— START Data excerpts —

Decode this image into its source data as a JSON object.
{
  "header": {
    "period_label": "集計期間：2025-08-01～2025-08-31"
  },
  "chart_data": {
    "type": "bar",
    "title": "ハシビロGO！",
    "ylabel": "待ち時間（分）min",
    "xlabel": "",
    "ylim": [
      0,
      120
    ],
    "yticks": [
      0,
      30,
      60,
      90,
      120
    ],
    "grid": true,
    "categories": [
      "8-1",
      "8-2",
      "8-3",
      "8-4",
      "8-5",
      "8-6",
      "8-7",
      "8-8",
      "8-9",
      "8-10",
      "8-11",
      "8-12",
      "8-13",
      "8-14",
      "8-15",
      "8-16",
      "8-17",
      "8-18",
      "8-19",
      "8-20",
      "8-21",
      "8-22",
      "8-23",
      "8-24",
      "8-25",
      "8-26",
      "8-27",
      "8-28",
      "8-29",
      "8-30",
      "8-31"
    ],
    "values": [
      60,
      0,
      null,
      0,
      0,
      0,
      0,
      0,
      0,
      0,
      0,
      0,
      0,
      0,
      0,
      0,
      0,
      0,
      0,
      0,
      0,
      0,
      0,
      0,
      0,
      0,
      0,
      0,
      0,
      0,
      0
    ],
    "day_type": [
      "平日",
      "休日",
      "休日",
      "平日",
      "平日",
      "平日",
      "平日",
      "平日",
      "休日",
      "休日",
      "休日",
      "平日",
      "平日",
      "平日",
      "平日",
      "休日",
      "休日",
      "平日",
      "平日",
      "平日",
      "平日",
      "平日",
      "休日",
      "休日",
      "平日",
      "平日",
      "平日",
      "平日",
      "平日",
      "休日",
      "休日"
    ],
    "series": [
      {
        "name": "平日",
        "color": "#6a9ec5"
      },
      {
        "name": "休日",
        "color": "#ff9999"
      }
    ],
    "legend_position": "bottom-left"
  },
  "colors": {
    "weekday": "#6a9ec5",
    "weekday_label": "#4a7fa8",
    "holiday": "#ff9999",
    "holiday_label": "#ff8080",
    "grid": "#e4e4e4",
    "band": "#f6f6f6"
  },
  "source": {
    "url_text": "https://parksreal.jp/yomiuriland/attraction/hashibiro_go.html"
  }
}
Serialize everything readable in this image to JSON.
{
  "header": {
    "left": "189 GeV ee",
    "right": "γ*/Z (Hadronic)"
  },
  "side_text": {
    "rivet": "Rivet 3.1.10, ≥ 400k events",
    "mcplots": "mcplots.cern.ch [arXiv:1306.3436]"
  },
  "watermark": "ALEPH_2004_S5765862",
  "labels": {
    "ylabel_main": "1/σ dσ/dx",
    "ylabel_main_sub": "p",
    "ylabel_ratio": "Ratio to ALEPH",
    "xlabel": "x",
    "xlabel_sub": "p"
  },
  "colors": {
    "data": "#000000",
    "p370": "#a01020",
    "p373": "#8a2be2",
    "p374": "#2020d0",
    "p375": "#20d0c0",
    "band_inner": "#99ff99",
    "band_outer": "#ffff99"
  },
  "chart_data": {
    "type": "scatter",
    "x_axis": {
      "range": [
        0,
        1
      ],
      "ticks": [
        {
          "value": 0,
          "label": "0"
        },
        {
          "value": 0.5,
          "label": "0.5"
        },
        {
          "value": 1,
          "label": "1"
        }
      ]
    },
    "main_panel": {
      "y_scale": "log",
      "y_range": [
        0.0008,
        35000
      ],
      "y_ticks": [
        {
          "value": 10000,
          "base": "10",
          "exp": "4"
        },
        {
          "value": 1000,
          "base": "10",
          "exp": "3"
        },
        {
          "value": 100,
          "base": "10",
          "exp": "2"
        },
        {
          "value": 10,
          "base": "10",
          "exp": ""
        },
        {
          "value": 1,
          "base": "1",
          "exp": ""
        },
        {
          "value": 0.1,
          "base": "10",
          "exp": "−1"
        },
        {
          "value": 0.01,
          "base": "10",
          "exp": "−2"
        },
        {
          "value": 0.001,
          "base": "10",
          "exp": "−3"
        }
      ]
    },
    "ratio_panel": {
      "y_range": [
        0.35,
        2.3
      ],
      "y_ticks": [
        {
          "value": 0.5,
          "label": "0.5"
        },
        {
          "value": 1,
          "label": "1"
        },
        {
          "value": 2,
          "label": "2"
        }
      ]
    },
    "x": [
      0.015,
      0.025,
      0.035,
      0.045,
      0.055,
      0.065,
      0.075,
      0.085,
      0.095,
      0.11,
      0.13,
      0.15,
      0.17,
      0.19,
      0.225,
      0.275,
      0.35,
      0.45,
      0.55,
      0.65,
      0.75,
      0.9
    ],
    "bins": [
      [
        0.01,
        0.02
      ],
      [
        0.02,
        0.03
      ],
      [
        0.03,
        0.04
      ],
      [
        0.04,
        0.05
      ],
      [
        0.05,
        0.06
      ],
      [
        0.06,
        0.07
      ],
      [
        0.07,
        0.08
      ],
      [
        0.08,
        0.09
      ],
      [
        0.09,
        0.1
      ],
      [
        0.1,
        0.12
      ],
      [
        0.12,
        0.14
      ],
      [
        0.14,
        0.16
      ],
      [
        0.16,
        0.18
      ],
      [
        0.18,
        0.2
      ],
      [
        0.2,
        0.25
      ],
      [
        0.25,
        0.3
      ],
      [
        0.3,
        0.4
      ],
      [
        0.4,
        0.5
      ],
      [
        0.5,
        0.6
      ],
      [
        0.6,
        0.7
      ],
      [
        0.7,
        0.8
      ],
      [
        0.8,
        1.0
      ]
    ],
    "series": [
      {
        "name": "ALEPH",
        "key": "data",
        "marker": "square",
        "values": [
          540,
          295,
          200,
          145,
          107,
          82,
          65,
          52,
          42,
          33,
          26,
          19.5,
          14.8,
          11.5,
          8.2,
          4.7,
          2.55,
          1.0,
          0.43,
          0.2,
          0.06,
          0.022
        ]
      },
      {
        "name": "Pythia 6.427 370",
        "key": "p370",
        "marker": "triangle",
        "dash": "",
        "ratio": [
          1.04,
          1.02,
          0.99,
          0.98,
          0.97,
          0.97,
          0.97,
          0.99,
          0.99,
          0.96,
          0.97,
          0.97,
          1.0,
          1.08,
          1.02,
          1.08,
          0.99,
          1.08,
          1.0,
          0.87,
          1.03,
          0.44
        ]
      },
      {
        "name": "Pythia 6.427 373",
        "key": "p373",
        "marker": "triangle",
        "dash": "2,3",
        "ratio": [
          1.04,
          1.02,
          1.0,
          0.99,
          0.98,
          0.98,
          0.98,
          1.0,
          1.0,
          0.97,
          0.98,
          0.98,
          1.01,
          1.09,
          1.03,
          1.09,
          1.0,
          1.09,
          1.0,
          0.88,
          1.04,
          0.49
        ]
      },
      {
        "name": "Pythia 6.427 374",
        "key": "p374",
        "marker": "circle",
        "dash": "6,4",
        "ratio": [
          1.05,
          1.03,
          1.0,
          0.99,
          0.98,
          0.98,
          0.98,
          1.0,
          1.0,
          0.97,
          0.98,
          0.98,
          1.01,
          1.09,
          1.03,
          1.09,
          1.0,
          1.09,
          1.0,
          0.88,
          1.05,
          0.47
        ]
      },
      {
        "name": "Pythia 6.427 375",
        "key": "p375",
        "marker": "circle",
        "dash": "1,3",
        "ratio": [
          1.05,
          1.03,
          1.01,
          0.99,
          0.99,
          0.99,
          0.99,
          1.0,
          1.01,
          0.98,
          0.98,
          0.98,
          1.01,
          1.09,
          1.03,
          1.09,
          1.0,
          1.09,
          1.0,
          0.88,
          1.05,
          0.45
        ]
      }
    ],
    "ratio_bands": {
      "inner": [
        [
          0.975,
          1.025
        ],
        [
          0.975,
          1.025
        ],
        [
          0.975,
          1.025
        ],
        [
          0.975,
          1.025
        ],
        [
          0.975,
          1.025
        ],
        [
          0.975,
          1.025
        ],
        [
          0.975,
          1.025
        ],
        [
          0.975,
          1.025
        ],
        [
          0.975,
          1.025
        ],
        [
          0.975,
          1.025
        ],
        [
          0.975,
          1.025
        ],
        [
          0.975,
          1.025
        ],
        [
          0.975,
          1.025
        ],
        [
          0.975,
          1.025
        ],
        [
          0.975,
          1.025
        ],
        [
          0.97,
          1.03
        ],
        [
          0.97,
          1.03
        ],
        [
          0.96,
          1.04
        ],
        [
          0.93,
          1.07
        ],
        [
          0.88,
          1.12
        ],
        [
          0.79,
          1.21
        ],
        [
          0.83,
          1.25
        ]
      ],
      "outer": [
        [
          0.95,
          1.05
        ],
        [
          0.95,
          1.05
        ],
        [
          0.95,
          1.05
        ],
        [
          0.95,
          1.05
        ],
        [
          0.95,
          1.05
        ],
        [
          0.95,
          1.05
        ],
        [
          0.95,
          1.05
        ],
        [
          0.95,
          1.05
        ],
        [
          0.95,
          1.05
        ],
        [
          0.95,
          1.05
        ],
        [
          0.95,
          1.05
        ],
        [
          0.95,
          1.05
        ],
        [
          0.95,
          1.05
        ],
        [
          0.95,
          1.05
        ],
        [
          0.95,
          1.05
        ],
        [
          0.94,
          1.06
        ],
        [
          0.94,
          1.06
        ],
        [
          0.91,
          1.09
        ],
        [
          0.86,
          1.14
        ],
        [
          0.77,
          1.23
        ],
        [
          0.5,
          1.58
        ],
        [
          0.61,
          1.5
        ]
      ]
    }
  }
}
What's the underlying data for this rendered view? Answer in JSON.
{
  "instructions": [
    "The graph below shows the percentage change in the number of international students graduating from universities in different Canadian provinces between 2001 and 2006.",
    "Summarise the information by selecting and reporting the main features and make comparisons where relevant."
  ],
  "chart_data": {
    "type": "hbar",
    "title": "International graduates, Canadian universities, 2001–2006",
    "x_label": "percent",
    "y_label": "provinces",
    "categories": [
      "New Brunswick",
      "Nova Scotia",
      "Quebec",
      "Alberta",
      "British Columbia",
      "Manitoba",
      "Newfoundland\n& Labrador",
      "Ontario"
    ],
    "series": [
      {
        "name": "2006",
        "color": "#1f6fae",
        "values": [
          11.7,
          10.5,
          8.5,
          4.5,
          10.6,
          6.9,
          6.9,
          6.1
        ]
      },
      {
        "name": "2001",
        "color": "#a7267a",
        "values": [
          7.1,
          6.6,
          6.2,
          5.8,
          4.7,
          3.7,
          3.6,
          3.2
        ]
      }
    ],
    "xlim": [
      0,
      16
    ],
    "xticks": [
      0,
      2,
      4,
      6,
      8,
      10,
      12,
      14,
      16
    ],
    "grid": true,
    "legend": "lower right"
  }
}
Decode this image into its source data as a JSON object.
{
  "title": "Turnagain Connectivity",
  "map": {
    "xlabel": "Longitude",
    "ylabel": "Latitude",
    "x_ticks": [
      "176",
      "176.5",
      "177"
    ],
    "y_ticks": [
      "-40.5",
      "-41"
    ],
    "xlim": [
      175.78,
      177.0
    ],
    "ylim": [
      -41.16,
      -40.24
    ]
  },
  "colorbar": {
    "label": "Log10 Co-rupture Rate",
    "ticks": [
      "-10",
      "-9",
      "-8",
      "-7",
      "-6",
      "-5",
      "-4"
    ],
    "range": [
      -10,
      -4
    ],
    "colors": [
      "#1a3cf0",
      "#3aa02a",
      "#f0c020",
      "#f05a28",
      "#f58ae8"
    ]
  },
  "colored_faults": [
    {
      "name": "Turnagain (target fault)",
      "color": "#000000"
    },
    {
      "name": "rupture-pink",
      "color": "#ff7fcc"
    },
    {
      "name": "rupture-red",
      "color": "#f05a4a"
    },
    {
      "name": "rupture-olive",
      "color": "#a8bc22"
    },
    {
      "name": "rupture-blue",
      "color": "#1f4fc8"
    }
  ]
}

— END Data excerpts —

## Exercise instructions
Report back each line of the entries that holds the string "universities".

## Exercise answer
    "The graph below shows the percentage change in the number of international students graduating from universities in different Canadian provinces between 2001 and 2006.",
    "title": "International graduates, Canadian universities, 2001–2006",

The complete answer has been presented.